### [Stated exercise]
Every entry that follows needs to be repeated exactly.

### [Excerpted records]
============================================================
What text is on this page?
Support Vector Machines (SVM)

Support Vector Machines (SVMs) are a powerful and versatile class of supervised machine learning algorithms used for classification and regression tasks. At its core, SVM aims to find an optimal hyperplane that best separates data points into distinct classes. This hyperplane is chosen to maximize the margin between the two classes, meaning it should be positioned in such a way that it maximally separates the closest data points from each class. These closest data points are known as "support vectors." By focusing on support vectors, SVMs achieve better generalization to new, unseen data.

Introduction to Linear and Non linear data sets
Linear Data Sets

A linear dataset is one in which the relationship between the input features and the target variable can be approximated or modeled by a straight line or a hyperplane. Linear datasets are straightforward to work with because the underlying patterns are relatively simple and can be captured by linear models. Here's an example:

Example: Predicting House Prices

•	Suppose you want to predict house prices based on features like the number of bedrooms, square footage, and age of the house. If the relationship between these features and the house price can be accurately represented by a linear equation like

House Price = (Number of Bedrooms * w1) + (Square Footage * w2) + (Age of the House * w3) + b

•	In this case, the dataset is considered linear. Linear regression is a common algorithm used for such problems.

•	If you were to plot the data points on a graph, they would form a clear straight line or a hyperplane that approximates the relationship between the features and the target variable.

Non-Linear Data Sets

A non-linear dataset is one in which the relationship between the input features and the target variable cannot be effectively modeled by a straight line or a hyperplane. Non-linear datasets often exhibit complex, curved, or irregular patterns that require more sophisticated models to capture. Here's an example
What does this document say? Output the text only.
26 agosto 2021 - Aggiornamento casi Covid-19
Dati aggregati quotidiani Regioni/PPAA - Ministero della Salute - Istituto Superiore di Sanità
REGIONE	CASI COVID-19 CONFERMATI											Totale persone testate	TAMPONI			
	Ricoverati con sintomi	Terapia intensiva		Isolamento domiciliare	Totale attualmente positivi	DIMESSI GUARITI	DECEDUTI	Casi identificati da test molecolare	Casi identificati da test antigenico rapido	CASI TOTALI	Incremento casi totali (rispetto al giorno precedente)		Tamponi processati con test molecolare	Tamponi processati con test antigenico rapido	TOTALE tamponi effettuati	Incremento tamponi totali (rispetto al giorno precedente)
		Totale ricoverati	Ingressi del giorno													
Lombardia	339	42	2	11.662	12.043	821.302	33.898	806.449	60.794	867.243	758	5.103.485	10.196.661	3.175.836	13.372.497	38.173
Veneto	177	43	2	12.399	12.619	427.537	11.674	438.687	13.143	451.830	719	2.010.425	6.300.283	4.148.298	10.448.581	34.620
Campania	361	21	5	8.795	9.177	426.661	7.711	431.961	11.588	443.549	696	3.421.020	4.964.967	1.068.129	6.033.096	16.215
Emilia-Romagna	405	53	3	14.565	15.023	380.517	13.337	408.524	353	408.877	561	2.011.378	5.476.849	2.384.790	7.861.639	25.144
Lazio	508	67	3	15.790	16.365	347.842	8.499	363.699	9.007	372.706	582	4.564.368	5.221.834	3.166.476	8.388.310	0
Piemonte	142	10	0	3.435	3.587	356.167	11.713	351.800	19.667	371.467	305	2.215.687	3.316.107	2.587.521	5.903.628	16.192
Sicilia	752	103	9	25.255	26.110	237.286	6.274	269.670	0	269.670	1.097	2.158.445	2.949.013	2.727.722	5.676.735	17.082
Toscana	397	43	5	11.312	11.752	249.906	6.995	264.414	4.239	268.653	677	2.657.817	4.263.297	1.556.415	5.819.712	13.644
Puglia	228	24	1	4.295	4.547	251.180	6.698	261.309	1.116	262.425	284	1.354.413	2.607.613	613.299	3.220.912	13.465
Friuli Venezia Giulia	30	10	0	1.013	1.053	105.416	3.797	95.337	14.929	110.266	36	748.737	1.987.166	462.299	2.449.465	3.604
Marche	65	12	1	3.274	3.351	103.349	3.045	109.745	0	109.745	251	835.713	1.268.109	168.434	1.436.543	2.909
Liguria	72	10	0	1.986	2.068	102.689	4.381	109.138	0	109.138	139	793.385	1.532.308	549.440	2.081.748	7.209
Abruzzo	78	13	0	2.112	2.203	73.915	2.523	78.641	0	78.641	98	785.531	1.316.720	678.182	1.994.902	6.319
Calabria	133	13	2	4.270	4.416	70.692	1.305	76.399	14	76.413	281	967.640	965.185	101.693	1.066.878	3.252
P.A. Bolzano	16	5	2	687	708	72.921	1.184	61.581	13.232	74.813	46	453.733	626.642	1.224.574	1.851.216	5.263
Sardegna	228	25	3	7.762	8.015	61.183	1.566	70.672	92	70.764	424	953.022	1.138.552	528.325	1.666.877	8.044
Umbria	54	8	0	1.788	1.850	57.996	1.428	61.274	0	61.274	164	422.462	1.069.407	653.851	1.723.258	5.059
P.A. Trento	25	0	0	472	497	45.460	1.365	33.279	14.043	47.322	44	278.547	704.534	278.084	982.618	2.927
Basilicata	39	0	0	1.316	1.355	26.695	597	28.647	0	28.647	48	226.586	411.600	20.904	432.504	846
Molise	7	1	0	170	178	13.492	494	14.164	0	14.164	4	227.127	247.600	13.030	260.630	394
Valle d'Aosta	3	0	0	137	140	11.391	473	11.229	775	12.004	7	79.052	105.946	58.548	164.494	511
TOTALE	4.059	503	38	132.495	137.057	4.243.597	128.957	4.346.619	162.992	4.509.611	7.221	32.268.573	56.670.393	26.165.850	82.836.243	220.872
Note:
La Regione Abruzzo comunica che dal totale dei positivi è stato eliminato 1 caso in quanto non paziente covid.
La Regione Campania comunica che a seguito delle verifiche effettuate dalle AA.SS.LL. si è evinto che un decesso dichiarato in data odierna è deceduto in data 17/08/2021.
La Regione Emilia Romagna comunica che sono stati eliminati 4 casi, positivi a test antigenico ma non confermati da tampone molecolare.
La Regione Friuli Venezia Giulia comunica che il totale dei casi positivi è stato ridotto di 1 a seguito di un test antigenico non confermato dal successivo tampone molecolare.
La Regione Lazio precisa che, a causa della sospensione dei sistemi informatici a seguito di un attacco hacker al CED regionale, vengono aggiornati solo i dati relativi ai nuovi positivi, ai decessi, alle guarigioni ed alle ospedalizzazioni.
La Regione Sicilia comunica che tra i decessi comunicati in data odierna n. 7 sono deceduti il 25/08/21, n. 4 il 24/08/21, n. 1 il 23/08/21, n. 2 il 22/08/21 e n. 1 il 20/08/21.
============================================================
### [Result of this exercise]
What text is on this page?
Support Vector Machines (SVM)

Support Vector Machines (SVMs) are a powerful and versatile class of supervised machine learning algorithms used for classification and regression tasks. At its core, SVM aims to find an optimal hyperplane that best separates data points into distinct classes. This hyperplane is chosen to maximize the margin between the two classes, meaning it should be positioned in such a way that it maximally separates the closest data points from each class. These closest data points are known as "support vectors." By focusing on support vectors, SVMs achieve better generalization to new, unseen data.

Introduction to Linear and Non linear data sets
Linear Data Sets

A linear dataset is one in which the relationship between the input features and the target variable can be approximated or modeled by a straight line or a hyperplane. Linear datasets are straightforward to work with because the underlying patterns are relatively simple and can be captured by linear models. Here's an example:

Example: Predicting House Prices

•	Suppose you want to predict house prices based on features like the number of bedrooms, square footage, and age of the house. If the relationship between these features and the house price can be accurately represented by a linear equation like

House Price = (Number of Bedrooms * w1) + (Square Footage * w2) + (Age of the House * w3) + b

•	In this case, the dataset is considered linear. Linear regression is a common algorithm used for such problems.

•	If you were to plot the data points on a graph, they would form a clear straight line or a hyperplane that approximates the relationship between the features and the target variable.

Non-Linear Data Sets

A non-linear dataset is one in which the relationship between the input features and the target variable cannot be effectively modeled by a straight line or a hyperplane. Non-linear datasets often exhibit complex, curved, or irregular patterns that require more sophisticated models to capture. Here's an example
What does this document say? Output the text only.
26 agosto 2021 - Aggiornamento casi Covid-19
Dati aggregati quotidiani Regioni/PPAA - Ministero della Salute - Istituto Superiore di Sanità
REGIONE	CASI COVID-19 CONFERMATI											Totale persone testate	TAMPONI			
	Ricoverati con sintomi	Terapia intensiva		Isolamento domiciliare	Totale attualmente positivi	DIMESSI GUARITI	DECEDUTI	Casi identificati da test molecolare	Casi identificati da test antigenico rapido	CASI TOTALI	Incremento casi totali (rispetto al giorno precedente)		Tamponi processati con test molecolare	Tamponi processati con test antigenico rapido	TOTALE tamponi effettuati	Incremento tamponi totali (rispetto al giorno precedente)
		Totale ricoverati	Ingressi del giorno													
Lombardia	339	42	2	11.662	12.043	821.302	33.898	806.449	60.794	867.243	758	5.103.485	10.196.661	3.175.836	13.372.497	38.173
Veneto	177	43	2	12.399	12.619	427.537	11.674	438.687	13.143	451.830	719	2.010.425	6.300.283	4.148.298	10.448.581	34.620
Campania	361	21	5	8.795	9.177	426.661	7.711	431.961	11.588	443.549	696	3.421.020	4.964.967	1.068.129	6.033.096	16.215
Emilia-Romagna	405	53	3	14.565	15.023	380.517	13.337	408.524	353	408.877	561	2.011.378	5.476.849	2.384.790	7.861.639	25.144
Lazio	508	67	3	15.790	16.365	347.842	8.499	363.699	9.007	372.706	582	4.564.368	5.221.834	3.166.476	8.388.310	0
Piemonte	142	10	0	3.435	3.587	356.167	11.713	351.800	19.667	371.467	305	2.215.687	3.316.107	2.587.521	5.903.628	16.192
Sicilia	752	103	9	25.255	26.110	237.286	6.274	269.670	0	269.670	1.097	2.158.445	2.949.013	2.727.722	5.676.735	17.082
Toscana	397	43	5	11.312	11.752	249.906	6.995	264.414	4.239	268.653	677	2.657.817	4.263.297	1.556.415	5.819.712	13.644
Puglia	228	24	1	4.295	4.547	251.180	6.698	261.309	1.116	262.425	284	1.354.413	2.607.613	613.299	3.220.912	13.465
Friuli Venezia Giulia	30	10	0	1.013	1.053	105.416	3.797	95.337	14.929	110.266	36	748.737	1.987.166	462.299	2.449.465	3.604
Marche	65	12	1	3.274	3.351	103.349	3.045	109.745	0	109.745	251	835.713	1.268.109	168.434	1.436.543	2.909
Liguria	72	10	0	1.986	2.068	102.689	4.381	109.138	0	109.138	139	793.385	1.532.308	549.440	2.081.748	7.209
Abruzzo	78	13	0	2.112	2.203	73.915	2.523	78.641	0	78.641	98	785.531	1.316.720	678.182	1.994.902	6.319
Calabria	133	13	2	4.270	4.416	70.692	1.305	76.399	14	76.413	281	967.640	965.185	101.693	1.066.878	3.252
P.A. Bolzano	16	5	2	687	708	72.921	1.184	61.581	13.232	74.813	46	453.733	626.642	1.224.574	1.851.216	5.263
Sardegna	228	25	3	7.762	8.015	61.183	1.566	70.672	92	70.764	424	953.022	1.138.552	528.325	1.666.877	8.044
Umbria	54	8	0	1.788	1.850	57.996	1.428	61.274	0	61.274	164	422.462	1.069.407	653.851	1.723.258	5.059
P.A. Trento	25	0	0	472	497	45.460	1.365	33.279	14.043	47.322	44	278.547	704.534	278.084	982.618	2.927
Basilicata	39	0	0	1.316	1.355	26.695	597	28.647	0	28.647	48	226.586	411.600	20.904	432.504	846
Molise	7	1	0	170	178	13.492	494	14.164	0	14.164	4	227.127	247.600	13.030	260.630	394
Valle d'Aosta	3	0	0	137	140	11.391	473	11.229	775	12.004	7	79.052	105.946	58.548	164.494	511
TOTALE	4.059	503	38	132.495	137.057	4.243.597	128.957	4.346.619	162.992	4.509.611	7.221	32.268.573	56.670.393	26.165.850	82.836.243	220.872
Note:
La Regione Abruzzo comunica che dal totale dei positivi è stato eliminato 1 caso in quanto non paziente covid.
La Regione Campania comunica che a seguito delle verifiche effettuate dalle AA.SS.LL. si è evinto che un decesso dichiarato in data odierna è deceduto in data 17/08/2021.
La Regione Emilia Romagna comunica che sono stati eliminati 4 casi, positivi a test antigenico ma non confermati da tampone molecolare.
La Regione Friuli Venezia Giulia comunica che il totale dei casi positivi è stato ridotto di 1 a seguito di un test antigenico non confermato dal successivo tampone molecolare.
La Regione Lazio precisa che, a causa della sospensione dei sistemi informatici a seguito di un attacco hacker al CED regionale, vengono aggiornati solo i dati relativi ai nuovi positivi, ai decessi, alle guarigioni ed alle ospedalizzazioni.
La Regione Sicilia comunica che tra i decessi comunicati in data odierna n. 7 sono deceduti il 25/08/21, n. 4 il 24/08/21, n. 1 il 23/08/21, n. 2 il 22/08/21 e n. 1 il 20/08/21.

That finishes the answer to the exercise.